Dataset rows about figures
- - -

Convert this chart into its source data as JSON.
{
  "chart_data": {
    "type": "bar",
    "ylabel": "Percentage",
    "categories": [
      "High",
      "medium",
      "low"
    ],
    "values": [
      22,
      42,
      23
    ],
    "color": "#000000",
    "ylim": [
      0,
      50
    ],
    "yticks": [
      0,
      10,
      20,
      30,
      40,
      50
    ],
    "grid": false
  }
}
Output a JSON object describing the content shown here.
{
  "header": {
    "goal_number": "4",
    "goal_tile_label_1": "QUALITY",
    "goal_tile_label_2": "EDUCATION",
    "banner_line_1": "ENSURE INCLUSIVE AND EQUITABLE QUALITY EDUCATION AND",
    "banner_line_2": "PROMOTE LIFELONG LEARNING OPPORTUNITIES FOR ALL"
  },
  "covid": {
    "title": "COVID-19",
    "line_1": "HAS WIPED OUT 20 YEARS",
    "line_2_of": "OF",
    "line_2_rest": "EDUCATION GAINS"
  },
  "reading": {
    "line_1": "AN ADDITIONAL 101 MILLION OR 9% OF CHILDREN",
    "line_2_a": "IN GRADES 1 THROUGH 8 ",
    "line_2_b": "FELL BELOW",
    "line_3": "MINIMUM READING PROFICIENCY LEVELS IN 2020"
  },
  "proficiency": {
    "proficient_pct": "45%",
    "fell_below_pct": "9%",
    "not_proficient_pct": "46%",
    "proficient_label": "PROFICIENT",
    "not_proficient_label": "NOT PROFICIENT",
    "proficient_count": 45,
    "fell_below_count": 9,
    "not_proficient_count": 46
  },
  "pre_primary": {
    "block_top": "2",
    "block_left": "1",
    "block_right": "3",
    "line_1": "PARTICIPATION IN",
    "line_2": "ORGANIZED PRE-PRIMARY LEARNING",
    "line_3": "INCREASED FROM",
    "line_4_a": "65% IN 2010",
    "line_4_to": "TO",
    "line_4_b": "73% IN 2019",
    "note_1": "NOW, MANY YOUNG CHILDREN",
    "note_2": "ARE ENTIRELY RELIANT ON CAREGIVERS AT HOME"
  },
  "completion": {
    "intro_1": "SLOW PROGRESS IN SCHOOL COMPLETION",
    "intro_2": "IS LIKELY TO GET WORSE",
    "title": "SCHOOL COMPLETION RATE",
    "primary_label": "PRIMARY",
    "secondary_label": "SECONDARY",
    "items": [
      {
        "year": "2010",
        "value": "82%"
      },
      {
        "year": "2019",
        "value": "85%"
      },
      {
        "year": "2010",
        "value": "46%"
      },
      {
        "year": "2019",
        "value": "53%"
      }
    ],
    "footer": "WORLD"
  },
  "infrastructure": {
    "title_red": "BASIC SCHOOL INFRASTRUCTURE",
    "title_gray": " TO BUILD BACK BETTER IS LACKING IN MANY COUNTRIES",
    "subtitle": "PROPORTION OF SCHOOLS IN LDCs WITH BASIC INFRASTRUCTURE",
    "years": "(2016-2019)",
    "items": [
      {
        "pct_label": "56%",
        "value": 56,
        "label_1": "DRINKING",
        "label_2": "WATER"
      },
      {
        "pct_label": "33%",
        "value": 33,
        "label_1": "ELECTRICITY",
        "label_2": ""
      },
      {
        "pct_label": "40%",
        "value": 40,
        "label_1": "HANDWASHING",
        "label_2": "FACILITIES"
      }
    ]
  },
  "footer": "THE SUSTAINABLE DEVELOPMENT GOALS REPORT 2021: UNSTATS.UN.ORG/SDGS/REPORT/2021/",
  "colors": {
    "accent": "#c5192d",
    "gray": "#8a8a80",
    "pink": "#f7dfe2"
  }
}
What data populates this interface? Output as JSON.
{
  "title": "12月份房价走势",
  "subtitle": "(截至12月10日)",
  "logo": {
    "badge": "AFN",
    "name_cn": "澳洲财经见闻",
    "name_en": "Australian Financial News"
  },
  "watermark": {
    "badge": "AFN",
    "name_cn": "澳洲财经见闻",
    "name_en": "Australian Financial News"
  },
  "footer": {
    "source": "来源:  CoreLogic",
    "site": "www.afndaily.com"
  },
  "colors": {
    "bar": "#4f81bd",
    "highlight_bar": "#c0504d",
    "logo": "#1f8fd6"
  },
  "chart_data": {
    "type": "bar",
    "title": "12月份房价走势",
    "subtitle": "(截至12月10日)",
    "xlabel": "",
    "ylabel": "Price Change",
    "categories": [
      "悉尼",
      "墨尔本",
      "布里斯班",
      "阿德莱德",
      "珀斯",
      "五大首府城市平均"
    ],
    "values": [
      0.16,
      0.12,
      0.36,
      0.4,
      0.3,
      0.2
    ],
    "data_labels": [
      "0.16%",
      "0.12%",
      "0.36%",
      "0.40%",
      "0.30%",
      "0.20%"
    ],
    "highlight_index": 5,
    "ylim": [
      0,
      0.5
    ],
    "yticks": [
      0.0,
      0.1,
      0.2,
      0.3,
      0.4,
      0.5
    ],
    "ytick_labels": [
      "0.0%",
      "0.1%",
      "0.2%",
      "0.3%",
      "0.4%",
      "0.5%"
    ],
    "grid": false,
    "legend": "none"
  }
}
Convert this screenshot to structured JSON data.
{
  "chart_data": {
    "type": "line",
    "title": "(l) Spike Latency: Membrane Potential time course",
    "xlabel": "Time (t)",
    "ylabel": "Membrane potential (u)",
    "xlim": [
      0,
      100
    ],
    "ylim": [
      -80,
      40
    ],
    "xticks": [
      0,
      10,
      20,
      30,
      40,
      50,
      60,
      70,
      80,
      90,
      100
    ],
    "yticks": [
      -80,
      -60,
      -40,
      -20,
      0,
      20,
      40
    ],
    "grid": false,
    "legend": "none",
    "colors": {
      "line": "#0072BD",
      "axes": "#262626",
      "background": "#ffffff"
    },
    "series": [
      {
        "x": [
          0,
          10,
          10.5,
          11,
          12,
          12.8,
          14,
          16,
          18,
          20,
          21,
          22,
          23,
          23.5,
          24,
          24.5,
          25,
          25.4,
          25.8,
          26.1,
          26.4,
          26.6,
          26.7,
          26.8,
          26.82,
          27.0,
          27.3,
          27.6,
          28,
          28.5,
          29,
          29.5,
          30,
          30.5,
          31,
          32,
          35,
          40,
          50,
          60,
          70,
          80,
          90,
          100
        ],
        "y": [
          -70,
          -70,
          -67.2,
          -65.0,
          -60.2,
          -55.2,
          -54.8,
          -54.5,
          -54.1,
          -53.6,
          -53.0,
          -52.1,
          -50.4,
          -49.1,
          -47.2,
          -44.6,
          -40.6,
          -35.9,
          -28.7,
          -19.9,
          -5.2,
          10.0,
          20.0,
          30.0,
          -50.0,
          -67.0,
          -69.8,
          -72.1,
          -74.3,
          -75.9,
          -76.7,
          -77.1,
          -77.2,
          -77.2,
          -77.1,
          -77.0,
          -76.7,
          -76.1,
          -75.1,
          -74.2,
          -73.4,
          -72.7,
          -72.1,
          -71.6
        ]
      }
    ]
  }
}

- - -

Given exercise — Reproduce all of the records exactly.

Written solution —
Convert this chart into its source data as JSON.
{
  "chart_data": {
    "type": "bar",
    "ylabel": "Percentage",
    "categories": [
      "High",
      "medium",
      "low"
    ],
    "values": [
      22,
      42,
      23
    ],
    "color": "#000000",
    "ylim": [
      0,
      50
    ],
    "yticks": [
      0,
      10,
      20,
      30,
      40,
      50
    ],
    "grid": false
  }
}
Output a JSON object describing the content shown here.
{
  "header": {
    "goal_number": "4",
    "goal_tile_label_1": "QUALITY",
    "goal_tile_label_2": "EDUCATION",
    "banner_line_1": "ENSURE INCLUSIVE AND EQUITABLE QUALITY EDUCATION AND",
    "banner_line_2": "PROMOTE LIFELONG LEARNING OPPORTUNITIES FOR ALL"
  },
  "covid": {
    "title": "COVID-19",
    "line_1": "HAS WIPED OUT 20 YEARS",
    "line_2_of": "OF",
    "line_2_rest": "EDUCATION GAINS"
  },
  "reading": {
    "line_1": "AN ADDITIONAL 101 MILLION OR 9% OF CHILDREN",
    "line_2_a": "IN GRADES 1 THROUGH 8 ",
    "line_2_b": "FELL BELOW",
    "line_3": "MINIMUM READING PROFICIENCY LEVELS IN 2020"
  },
  "proficiency": {
    "proficient_pct": "45%",
    "fell_below_pct": "9%",
    "not_proficient_pct": "46%",
    "proficient_label": "PROFICIENT",
    "not_proficient_label": "NOT PROFICIENT",
    "proficient_count": 45,
    "fell_below_count": 9,
    "not_proficient_count": 46
  },
  "pre_primary": {
    "block_top": "2",
    "block_left": "1",
    "block_right": "3",
    "line_1": "PARTICIPATION IN",
    "line_2": "ORGANIZED PRE-PRIMARY LEARNING",
    "line_3": "INCREASED FROM",
    "line_4_a": "65% IN 2010",
    "line_4_to": "TO",
    "line_4_b": "73% IN 2019",
    "note_1": "NOW, MANY YOUNG CHILDREN",
    "note_2": "ARE ENTIRELY RELIANT ON CAREGIVERS AT HOME"
  },
  "completion": {
    "intro_1": "SLOW PROGRESS IN SCHOOL COMPLETION",
    "intro_2": "IS LIKELY TO GET WORSE",
    "title": "SCHOOL COMPLETION RATE",
    "primary_label": "PRIMARY",
    "secondary_label": "SECONDARY",
    "items": [
      {
        "year": "2010",
        "value": "82%"
      },
      {
        "year": "2019",
        "value": "85%"
      },
      {
        "year": "2010",
        "value": "46%"
      },
      {
        "year": "2019",
        "value": "53%"
      }
    ],
    "footer": "WORLD"
  },
  "infrastructure": {
    "title_red": "BASIC SCHOOL INFRASTRUCTURE",
    "title_gray": " TO BUILD BACK BETTER IS LACKING IN MANY COUNTRIES",
    "subtitle": "PROPORTION OF SCHOOLS IN LDCs WITH BASIC INFRASTRUCTURE",
    "years": "(2016-2019)",
    "items": [
      {
        "pct_label": "56%",
        "value": 56,
        "label_1": "DRINKING",
        "label_2": "WATER"
      },
      {
        "pct_label": "33%",
        "value": 33,
        "label_1": "ELECTRICITY",
        "label_2": ""
      },
      {
        "pct_label": "40%",
        "value": 40,
        "label_1": "HANDWASHING",
        "label_2": "FACILITIES"
      }
    ]
  },
  "footer": "THE SUSTAINABLE DEVELOPMENT GOALS REPORT 2021: UNSTATS.UN.ORG/SDGS/REPORT/2021/",
  "colors": {
    "accent": "#c5192d",
    "gray": "#8a8a80",
    "pink": "#f7dfe2"
  }
}
What data populates this interface? Output as JSON.
{
  "title": "12月份房价走势",
  "subtitle": "(截至12月10日)",
  "logo": {
    "badge": "AFN",
    "name_cn": "澳洲财经见闻",
    "name_en": "Australian Financial News"
  },
  "watermark": {
    "badge": "AFN",
    "name_cn": "澳洲财经见闻",
    "name_en": "Australian Financial News"
  },
  "footer": {
    "source": "来源:  CoreLogic",
    "site": "www.afndaily.com"
  },
  "colors": {
    "bar": "#4f81bd",
    "highlight_bar": "#c0504d",
    "logo": "#1f8fd6"
  },
  "chart_data": {
    "type": "bar",
    "title": "12月份房价走势",
    "subtitle": "(截至12月10日)",
    "xlabel": "",
    "ylabel": "Price Change",
    "categories": [
      "悉尼",
      "墨尔本",
      "布里斯班",
      "阿德莱德",
      "珀斯",
      "五大首府城市平均"
    ],
    "values": [
      0.16,
      0.12,
      0.36,
      0.4,
      0.3,
      0.2
    ],
    "data_labels": [
      "0.16%",
      "0.12%",
      "0.36%",
      "0.40%",
      "0.30%",
      "0.20%"
    ],
    "highlight_index": 5,
    "ylim": [
      0,
      0.5
    ],
    "yticks": [
      0.0,
      0.1,
      0.2,
      0.3,
      0.4,
      0.5
    ],
    "ytick_labels": [
      "0.0%",
      "0.1%",
      "0.2%",
      "0.3%",
      "0.4%",
      "0.5%"
    ],
    "grid": false,
    "legend": "none"
  }
}
Convert this screenshot to structured JSON data.
{
  "chart_data": {
    "type": "line",
    "title": "(l) Spike Latency: Membrane Potential time course",
    "xlabel": "Time (t)",
    "ylabel": "Membrane potential (u)",
    "xlim": [
      0,
      100
    ],
    "ylim": [
      -80,
      40
    ],
    "xticks": [
      0,
      10,
      20,
      30,
      40,
      50,
      60,
      70,
      80,
      90,
      100
    ],
    "yticks": [
      -80,
      -60,
      -40,
      -20,
      0,
      20,
      40
    ],
    "grid": false,
    "legend": "none",
    "colors": {
      "line": "#0072BD",
      "axes": "#262626",
      "background": "#ffffff"
    },
    "series": [
      {
        "x": [
          0,
          10,
          10.5,
          11,
          12,
          12.8,
          14,
          16,
          18,
          20,
          21,
          22,
          23,
          23.5,
          24,
          24.5,
          25,
          25.4,
          25.8,
          26.1,
          26.4,
          26.6,
          26.7,
          26.8,
          26.82,
          27.0,
          27.3,
          27.6,
          28,
          28.5,
          29,
          29.5,
          30,
          30.5,
          31,
          32,
          35,
          40,
          50,
          60,
          70,
          80,
          90,
          100
        ],
        "y": [
          -70,
          -70,
          -67.2,
          -65.0,
          -60.2,
          -55.2,
          -54.8,
          -54.5,
          -54.1,
          -53.6,
          -53.0,
          -52.1,
          -50.4,
          -49.1,
          -47.2,
          -44.6,
          -40.6,
          -35.9,
          -28.7,
          -19.9,
          -5.2,
          10.0,
          20.0,
          30.0,
          -50.0,
          -67.0,
          -69.8,
          -72.1,
          -74.3,
          -75.9,
          -76.7,
          -77.1,
          -77.2,
          -77.2,
          -77.1,
          -77.0,
          -76.7,
          -76.1,
          -75.1,
          -74.2,
          -73.4,
          -72.7,
          -72.1,
          -71.6
        ]
      }
    ]
  }
}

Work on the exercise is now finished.